'''

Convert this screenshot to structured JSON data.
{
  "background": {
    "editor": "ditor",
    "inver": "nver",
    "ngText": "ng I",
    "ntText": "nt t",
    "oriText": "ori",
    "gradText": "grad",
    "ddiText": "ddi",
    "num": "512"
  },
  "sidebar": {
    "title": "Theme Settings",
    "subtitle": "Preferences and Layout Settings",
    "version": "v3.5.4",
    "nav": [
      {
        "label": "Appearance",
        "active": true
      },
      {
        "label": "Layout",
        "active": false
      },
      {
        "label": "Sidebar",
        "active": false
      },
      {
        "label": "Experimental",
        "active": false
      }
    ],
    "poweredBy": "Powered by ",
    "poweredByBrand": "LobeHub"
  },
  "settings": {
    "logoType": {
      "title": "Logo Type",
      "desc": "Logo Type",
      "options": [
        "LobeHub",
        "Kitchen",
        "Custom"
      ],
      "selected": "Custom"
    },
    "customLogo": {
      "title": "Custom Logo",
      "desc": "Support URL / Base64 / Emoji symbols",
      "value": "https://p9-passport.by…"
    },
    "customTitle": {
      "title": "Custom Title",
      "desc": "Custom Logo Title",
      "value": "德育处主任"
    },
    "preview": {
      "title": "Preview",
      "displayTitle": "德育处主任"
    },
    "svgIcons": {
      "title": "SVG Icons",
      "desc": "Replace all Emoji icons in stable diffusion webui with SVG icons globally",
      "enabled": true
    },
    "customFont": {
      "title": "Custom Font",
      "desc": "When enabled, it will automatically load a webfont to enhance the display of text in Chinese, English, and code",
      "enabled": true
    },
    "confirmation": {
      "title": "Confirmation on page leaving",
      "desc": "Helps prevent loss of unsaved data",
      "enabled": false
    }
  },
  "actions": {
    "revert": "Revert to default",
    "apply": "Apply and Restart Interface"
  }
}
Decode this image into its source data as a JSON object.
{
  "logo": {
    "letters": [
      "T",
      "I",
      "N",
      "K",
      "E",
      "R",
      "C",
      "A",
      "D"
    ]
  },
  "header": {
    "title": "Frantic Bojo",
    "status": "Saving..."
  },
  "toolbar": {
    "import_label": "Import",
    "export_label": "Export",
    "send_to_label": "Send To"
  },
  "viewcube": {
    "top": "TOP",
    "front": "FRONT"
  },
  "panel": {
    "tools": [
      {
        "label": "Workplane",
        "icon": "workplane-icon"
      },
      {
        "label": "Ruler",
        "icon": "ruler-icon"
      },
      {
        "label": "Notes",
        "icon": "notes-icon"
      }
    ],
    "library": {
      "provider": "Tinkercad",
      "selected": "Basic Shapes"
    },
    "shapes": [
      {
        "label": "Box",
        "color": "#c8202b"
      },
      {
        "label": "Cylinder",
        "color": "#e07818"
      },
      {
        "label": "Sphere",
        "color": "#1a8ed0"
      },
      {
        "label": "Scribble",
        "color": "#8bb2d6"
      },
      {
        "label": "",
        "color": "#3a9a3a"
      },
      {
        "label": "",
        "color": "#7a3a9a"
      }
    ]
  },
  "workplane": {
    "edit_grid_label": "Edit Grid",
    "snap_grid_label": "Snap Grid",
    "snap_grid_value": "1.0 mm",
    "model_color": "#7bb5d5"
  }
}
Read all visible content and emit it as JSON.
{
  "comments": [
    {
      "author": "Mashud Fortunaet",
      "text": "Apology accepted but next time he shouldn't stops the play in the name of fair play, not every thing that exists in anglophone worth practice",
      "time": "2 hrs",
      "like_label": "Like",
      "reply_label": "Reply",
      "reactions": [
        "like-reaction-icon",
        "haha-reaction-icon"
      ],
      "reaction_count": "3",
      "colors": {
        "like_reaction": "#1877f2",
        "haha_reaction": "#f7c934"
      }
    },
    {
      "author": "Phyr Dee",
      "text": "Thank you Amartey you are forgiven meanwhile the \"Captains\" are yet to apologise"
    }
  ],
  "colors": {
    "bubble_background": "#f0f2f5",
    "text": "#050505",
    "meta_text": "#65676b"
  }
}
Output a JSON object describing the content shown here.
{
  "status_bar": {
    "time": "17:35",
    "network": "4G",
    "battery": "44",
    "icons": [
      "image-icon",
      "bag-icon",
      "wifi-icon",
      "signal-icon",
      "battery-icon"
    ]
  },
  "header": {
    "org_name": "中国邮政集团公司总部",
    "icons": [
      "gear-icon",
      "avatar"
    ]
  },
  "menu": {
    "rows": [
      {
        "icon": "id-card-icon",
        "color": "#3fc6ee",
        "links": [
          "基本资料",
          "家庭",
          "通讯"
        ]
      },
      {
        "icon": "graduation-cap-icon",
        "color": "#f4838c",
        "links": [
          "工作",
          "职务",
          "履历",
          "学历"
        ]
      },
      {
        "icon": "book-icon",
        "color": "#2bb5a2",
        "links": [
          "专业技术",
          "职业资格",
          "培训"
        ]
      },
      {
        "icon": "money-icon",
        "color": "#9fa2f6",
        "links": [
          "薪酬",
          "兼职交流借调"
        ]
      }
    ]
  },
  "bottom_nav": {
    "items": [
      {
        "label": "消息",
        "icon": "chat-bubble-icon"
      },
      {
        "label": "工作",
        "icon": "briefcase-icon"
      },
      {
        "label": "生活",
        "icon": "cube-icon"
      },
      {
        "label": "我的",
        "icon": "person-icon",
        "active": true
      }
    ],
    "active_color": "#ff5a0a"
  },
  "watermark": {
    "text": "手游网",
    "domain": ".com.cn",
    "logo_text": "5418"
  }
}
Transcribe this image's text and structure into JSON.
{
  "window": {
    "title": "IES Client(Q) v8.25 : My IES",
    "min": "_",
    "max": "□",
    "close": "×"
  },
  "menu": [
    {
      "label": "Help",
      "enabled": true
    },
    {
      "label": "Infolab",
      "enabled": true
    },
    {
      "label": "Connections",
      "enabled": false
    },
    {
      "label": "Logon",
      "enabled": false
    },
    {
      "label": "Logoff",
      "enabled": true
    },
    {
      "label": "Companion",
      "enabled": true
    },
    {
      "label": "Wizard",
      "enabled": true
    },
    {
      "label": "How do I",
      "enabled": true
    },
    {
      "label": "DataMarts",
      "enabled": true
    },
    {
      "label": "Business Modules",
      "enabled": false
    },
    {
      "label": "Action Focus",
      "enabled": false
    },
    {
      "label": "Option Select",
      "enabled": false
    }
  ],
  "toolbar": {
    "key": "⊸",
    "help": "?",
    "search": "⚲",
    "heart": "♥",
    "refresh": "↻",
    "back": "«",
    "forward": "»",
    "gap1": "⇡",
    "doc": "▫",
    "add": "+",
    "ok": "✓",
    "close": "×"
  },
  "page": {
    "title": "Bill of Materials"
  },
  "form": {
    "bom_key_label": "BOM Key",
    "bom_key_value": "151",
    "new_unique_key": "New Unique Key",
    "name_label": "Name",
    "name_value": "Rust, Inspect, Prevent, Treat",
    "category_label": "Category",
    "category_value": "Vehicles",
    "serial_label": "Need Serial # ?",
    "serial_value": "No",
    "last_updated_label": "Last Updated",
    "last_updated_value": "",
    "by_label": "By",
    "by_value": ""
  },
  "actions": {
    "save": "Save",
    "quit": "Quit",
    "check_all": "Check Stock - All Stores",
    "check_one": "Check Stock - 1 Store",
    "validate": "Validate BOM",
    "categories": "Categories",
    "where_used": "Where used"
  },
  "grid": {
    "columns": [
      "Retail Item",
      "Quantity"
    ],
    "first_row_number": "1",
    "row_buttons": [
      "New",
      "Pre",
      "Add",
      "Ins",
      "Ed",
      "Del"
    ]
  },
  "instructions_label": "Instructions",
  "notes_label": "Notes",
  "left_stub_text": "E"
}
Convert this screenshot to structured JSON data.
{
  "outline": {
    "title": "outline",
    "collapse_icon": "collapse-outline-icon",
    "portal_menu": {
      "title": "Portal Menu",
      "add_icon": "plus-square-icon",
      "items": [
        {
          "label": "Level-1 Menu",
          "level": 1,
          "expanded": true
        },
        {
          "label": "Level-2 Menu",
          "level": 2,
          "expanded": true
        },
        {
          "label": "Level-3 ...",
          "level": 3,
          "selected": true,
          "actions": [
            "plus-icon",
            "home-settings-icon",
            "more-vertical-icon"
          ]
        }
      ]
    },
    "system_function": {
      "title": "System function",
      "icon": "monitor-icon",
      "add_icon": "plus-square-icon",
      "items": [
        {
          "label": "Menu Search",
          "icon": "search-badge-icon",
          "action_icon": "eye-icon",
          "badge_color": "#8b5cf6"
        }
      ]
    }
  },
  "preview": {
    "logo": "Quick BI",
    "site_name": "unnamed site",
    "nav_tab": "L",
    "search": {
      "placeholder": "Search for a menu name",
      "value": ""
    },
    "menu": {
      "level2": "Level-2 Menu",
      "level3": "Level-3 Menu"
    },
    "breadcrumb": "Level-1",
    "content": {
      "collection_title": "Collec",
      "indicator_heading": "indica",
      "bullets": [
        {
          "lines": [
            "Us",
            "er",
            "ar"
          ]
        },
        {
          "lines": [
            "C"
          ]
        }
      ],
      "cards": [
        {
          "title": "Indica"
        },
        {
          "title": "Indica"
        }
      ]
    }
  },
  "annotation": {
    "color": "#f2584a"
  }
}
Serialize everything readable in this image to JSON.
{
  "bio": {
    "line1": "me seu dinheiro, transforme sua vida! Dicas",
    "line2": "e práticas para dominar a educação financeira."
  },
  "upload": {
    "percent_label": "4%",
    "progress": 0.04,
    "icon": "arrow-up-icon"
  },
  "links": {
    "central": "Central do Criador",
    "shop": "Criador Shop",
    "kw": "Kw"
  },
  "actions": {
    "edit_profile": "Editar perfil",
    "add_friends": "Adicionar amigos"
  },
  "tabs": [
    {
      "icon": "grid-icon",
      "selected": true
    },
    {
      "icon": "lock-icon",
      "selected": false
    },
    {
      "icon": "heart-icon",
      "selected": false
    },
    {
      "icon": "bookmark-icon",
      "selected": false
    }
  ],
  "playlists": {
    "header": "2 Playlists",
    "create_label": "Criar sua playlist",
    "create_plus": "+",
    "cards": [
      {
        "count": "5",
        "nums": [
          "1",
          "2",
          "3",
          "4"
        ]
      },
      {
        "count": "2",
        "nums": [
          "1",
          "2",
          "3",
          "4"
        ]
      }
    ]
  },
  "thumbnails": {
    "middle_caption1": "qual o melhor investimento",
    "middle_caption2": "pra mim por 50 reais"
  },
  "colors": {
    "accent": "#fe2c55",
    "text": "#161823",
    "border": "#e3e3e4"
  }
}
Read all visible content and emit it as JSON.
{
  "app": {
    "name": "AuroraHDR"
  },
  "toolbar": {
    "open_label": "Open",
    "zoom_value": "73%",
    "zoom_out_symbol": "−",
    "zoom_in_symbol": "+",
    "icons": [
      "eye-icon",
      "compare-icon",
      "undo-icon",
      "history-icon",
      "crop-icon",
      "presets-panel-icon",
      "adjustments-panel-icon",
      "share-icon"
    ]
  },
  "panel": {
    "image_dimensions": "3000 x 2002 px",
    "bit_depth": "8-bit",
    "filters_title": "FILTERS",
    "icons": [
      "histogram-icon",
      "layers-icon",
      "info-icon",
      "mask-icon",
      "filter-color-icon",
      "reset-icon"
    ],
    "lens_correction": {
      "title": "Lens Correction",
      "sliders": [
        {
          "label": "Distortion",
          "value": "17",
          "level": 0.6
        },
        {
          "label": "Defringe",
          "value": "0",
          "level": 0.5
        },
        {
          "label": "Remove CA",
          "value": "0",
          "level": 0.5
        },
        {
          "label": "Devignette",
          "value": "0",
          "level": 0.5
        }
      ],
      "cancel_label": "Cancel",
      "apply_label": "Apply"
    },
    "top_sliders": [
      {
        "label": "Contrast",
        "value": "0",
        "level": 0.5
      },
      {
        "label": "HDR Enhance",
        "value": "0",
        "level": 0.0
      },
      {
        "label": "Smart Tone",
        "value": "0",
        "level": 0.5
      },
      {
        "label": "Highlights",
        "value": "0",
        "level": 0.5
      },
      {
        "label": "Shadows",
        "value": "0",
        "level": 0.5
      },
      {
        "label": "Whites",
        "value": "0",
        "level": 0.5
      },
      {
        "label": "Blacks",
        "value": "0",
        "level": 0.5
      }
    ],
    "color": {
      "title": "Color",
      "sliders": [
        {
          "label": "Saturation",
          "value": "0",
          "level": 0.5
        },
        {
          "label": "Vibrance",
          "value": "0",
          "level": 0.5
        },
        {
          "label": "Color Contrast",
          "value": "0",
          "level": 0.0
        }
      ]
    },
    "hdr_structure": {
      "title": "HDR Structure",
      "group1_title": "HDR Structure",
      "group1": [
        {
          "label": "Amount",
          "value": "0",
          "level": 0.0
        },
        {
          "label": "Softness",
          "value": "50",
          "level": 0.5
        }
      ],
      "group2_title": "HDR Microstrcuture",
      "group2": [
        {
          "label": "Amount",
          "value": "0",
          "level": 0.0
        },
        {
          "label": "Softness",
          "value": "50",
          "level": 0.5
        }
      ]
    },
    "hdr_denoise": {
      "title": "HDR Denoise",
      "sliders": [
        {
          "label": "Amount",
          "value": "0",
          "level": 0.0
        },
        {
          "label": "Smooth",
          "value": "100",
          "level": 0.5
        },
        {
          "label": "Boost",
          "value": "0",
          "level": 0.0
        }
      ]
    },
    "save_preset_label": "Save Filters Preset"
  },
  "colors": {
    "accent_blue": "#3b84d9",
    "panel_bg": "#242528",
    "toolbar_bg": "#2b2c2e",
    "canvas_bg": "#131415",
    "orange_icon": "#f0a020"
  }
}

'''

WHAT THE TASK REQUIRES – Identify and copy all lines with the word "Stock".

WRITTEN RESPONSE –
    "check_all": "Check Stock - All Stores",
    "check_one": "Check Stock - 1 Store",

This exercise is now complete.